[Exercise details] Each record below is to be copied word for word, with pictures removed.

-- begin Material for this exercise --

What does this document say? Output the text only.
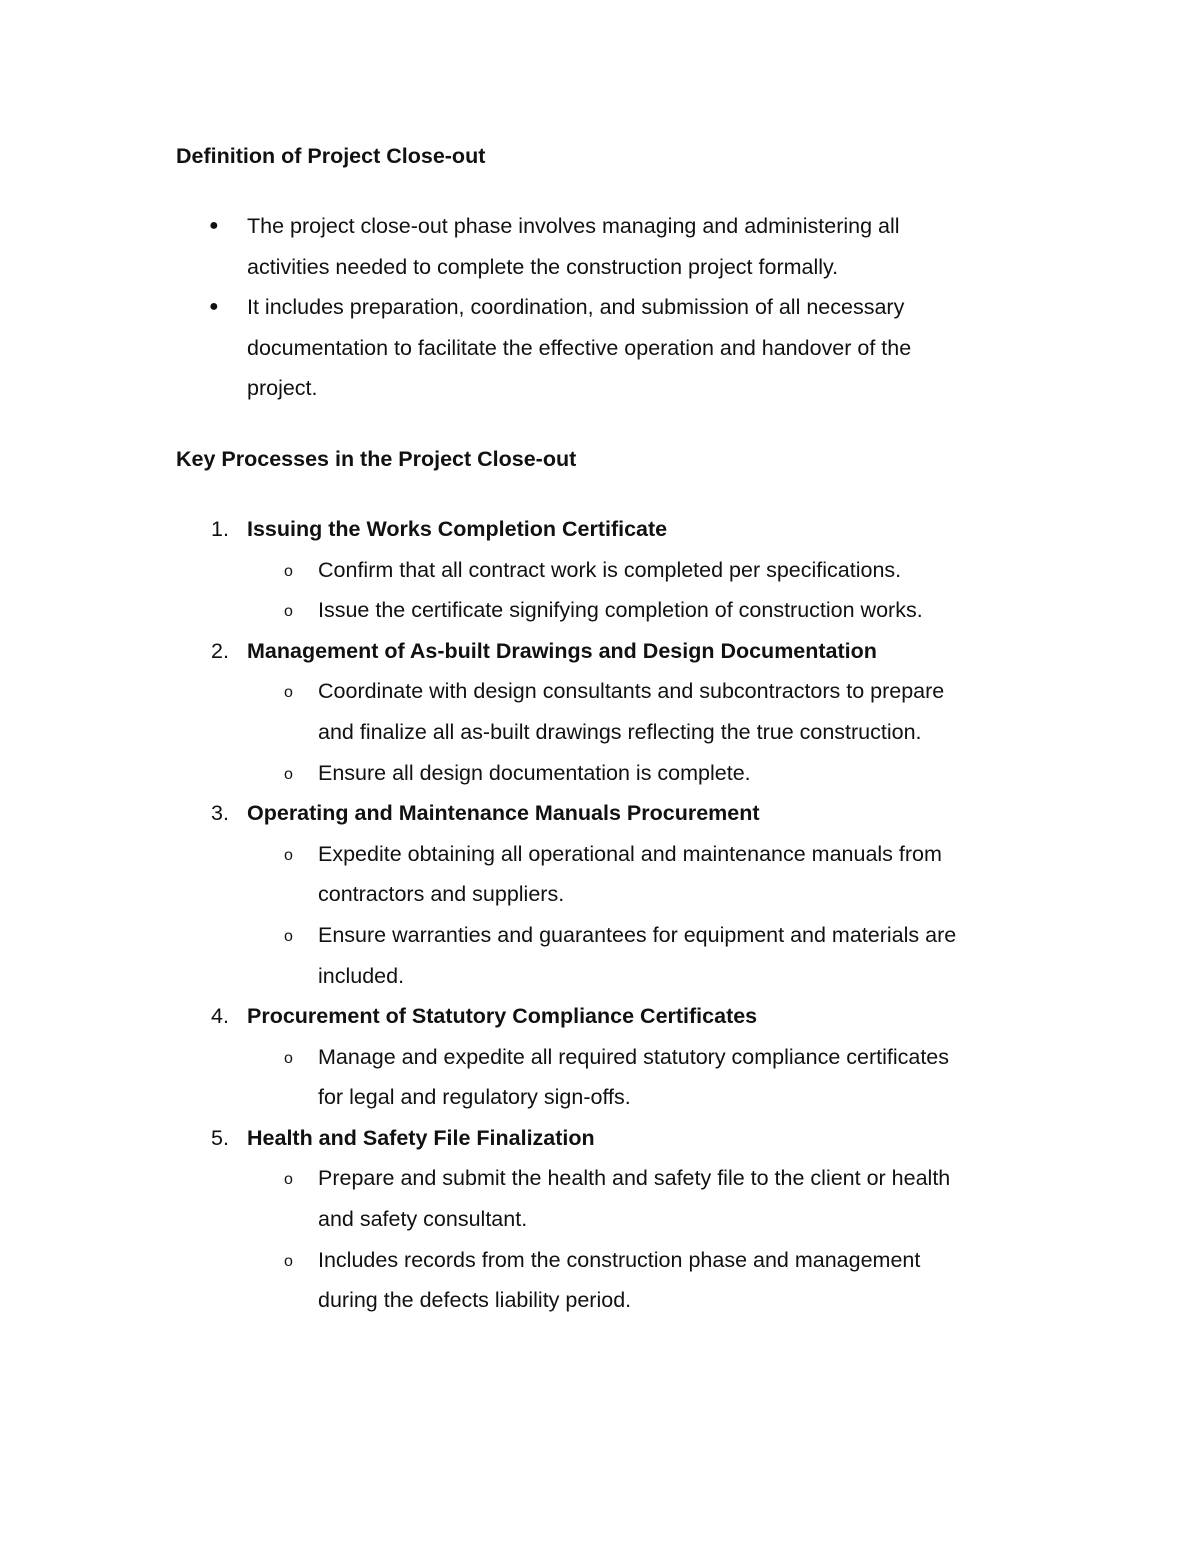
Definition of Project Close-out
● The project close-out phase involves managing and administering all
activities needed to complete the construction project formally.
● It includes preparation, coordination, and submission of all necessary
documentation to facilitate the effective operation and handover of the
project.
Key Processes in the Project Close-out
1. Issuing the Works Completion Certificate
o Confirm that all contract work is completed per specifications.
o Issue the certificate signifying completion of construction works.
2. Management of As-built Drawings and Design Documentation
o Coordinate with design consultants and subcontractors to prepare
and finalize all as-built drawings reflecting the true construction.
o Ensure all design documentation is complete.
3. Operating and Maintenance Manuals Procurement
o Expedite obtaining all operational and maintenance manuals from
contractors and suppliers.
o Ensure warranties and guarantees for equipment and materials are
included.
4. Procurement of Statutory Compliance Certificates
o Manage and expedite all required statutory compliance certificates
for legal and regulatory sign-offs.
5. Health and Safety File Finalization
o Prepare and submit the health and safety file to the client or health
and safety consultant.
o Includes records from the construction phase and management
during the defects liability period.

-- end Material for this exercise --

[Output]
What does this document say? Output the text only.
Definition of Project Close-out
● The project close-out phase involves managing and administering all
activities needed to complete the construction project formally.
● It includes preparation, coordination, and submission of all necessary
documentation to facilitate the effective operation and handover of the
project.
Key Processes in the Project Close-out
1. Issuing the Works Completion Certificate
o Confirm that all contract work is completed per specifications.
o Issue the certificate signifying completion of construction works.
2. Management of As-built Drawings and Design Documentation
o Coordinate with design consultants and subcontractors to prepare
and finalize all as-built drawings reflecting the true construction.
o Ensure all design documentation is complete.
3. Operating and Maintenance Manuals Procurement
o Expedite obtaining all operational and maintenance manuals from
contractors and suppliers.
o Ensure warranties and guarantees for equipment and materials are
included.
4. Procurement of Statutory Compliance Certificates
o Manage and expedite all required statutory compliance certificates
for legal and regulatory sign-offs.
5. Health and Safety File Finalization
o Prepare and submit the health and safety file to the client or health
and safety consultant.
o Includes records from the construction phase and management
during the defects liability period.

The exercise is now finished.